### Direction
Repeat the listing in full, exactly as it stands.

•••••

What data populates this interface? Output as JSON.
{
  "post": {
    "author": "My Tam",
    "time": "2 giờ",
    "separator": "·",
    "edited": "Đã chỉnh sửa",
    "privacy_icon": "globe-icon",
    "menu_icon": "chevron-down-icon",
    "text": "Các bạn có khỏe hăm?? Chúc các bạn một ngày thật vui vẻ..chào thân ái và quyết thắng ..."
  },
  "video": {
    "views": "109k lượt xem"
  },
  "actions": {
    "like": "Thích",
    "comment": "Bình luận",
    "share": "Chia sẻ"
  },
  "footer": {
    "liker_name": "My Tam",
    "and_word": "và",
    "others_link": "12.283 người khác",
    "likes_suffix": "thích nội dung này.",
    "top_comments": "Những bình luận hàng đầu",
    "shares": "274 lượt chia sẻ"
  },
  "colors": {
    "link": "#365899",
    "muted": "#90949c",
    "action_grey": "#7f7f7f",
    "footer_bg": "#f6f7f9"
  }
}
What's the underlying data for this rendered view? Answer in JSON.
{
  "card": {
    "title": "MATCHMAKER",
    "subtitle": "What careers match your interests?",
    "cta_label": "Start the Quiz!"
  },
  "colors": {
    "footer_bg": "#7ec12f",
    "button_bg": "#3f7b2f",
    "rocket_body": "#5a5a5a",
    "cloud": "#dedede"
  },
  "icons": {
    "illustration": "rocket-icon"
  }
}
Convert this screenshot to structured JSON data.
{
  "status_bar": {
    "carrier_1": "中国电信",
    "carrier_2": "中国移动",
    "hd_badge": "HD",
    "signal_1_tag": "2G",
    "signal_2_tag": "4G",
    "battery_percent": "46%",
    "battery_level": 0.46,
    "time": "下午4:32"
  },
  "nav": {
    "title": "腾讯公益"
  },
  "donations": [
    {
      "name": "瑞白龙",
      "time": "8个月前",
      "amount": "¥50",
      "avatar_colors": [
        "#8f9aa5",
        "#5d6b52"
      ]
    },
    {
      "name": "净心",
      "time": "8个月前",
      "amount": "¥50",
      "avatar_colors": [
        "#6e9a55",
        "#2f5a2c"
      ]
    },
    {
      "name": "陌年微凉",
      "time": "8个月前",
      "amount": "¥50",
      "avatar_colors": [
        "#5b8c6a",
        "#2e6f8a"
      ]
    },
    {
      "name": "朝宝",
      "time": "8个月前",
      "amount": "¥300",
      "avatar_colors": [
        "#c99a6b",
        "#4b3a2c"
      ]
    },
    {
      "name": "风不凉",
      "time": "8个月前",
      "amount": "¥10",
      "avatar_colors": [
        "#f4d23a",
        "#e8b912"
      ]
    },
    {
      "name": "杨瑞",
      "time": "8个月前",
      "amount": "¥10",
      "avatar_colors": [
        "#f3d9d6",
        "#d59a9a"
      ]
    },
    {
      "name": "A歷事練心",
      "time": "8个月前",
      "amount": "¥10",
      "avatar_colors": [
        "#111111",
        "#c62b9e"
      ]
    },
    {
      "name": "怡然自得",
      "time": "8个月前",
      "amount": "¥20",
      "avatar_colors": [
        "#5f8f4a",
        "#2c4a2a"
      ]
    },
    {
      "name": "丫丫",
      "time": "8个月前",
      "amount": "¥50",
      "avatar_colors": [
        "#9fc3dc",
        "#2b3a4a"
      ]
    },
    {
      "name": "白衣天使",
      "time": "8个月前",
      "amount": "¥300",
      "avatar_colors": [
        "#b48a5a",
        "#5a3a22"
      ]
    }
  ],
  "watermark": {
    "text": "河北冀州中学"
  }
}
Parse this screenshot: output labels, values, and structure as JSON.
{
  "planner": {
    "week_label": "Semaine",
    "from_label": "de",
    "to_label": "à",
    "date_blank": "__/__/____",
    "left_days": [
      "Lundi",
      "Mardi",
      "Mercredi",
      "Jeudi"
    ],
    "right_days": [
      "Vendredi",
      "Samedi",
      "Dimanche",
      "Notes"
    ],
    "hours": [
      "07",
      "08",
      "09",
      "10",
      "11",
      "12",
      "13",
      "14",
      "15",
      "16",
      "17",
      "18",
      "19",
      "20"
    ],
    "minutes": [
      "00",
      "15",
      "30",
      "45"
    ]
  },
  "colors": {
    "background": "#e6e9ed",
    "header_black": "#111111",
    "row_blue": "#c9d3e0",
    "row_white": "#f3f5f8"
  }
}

•••••

### Answer for this exercise
What data populates this interface? Output as JSON.
{
  "post": {
    "author": "My Tam",
    "time": "2 giờ",
    "separator": "·",
    "edited": "Đã chỉnh sửa",
    "privacy_icon": "globe-icon",
    "menu_icon": "chevron-down-icon",
    "text": "Các bạn có khỏe hăm?? Chúc các bạn một ngày thật vui vẻ..chào thân ái và quyết thắng ..."
  },
  "video": {
    "views": "109k lượt xem"
  },
  "actions": {
    "like": "Thích",
    "comment": "Bình luận",
    "share": "Chia sẻ"
  },
  "footer": {
    "liker_name": "My Tam",
    "and_word": "và",
    "others_link": "12.283 người khác",
    "likes_suffix": "thích nội dung này.",
    "top_comments": "Những bình luận hàng đầu",
    "shares": "274 lượt chia sẻ"
  },
  "colors": {
    "link": "#365899",
    "muted": "#90949c",
    "action_grey": "#7f7f7f",
    "footer_bg": "#f6f7f9"
  }
}
What's the underlying data for this rendered view? Answer in JSON.
{
  "card": {
    "title": "MATCHMAKER",
    "subtitle": "What careers match your interests?",
    "cta_label": "Start the Quiz!"
  },
  "colors": {
    "footer_bg": "#7ec12f",
    "button_bg": "#3f7b2f",
    "rocket_body": "#5a5a5a",
    "cloud": "#dedede"
  },
  "icons": {
    "illustration": "rocket-icon"
  }
}
Convert this screenshot to structured JSON data.
{
  "status_bar": {
    "carrier_1": "中国电信",
    "carrier_2": "中国移动",
    "hd_badge": "HD",
    "signal_1_tag": "2G",
    "signal_2_tag": "4G",
    "battery_percent": "46%",
    "battery_level": 0.46,
    "time": "下午4:32"
  },
  "nav": {
    "title": "腾讯公益"
  },
  "donations": [
    {
      "name": "瑞白龙",
      "time": "8个月前",
      "amount": "¥50",
      "avatar_colors": [
        "#8f9aa5",
        "#5d6b52"
      ]
    },
    {
      "name": "净心",
      "time": "8个月前",
      "amount": "¥50",
      "avatar_colors": [
        "#6e9a55",
        "#2f5a2c"
      ]
    },
    {
      "name": "陌年微凉",
      "time": "8个月前",
      "amount": "¥50",
      "avatar_colors": [
        "#5b8c6a",
        "#2e6f8a"
      ]
    },
    {
      "name": "朝宝",
      "time": "8个月前",
      "amount": "¥300",
      "avatar_colors": [
        "#c99a6b",
        "#4b3a2c"
      ]
    },
    {
      "name": "风不凉",
      "time": "8个月前",
      "amount": "¥10",
      "avatar_colors": [
        "#f4d23a",
        "#e8b912"
      ]
    },
    {
      "name": "杨瑞",
      "time": "8个月前",
      "amount": "¥10",
      "avatar_colors": [
        "#f3d9d6",
        "#d59a9a"
      ]
    },
    {
      "name": "A歷事練心",
      "time": "8个月前",
      "amount": "¥10",
      "avatar_colors": [
        "#111111",
        "#c62b9e"
      ]
    },
    {
      "name": "怡然自得",
      "time": "8个月前",
      "amount": "¥20",
      "avatar_colors": [
        "#5f8f4a",
        "#2c4a2a"
      ]
    },
    {
      "name": "丫丫",
      "time": "8个月前",
      "amount": "¥50",
      "avatar_colors": [
        "#9fc3dc",
        "#2b3a4a"
      ]
    },
    {
      "name": "白衣天使",
      "time": "8个月前",
      "amount": "¥300",
      "avatar_colors": [
        "#b48a5a",
        "#5a3a22"
      ]
    }
  ],
  "watermark": {
    "text": "河北冀州中学"
  }
}
Parse this screenshot: output labels, values, and structure as JSON.
{
  "planner": {
    "week_label": "Semaine",
    "from_label": "de",
    "to_label": "à",
    "date_blank": "__/__/____",
    "left_days": [
      "Lundi",
      "Mardi",
      "Mercredi",
      "Jeudi"
    ],
    "right_days": [
      "Vendredi",
      "Samedi",
      "Dimanche",
      "Notes"
    ],
    "hours": [
      "07",
      "08",
      "09",
      "10",
      "11",
      "12",
      "13",
      "14",
      "15",
      "16",
      "17",
      "18",
      "19",
      "20"
    ],
    "minutes": [
      "00",
      "15",
      "30",
      "45"
    ]
  },
  "colors": {
    "background": "#e6e9ed",
    "header_black": "#111111",
    "row_blue": "#c9d3e0",
    "row_white": "#f3f5f8"
  }
}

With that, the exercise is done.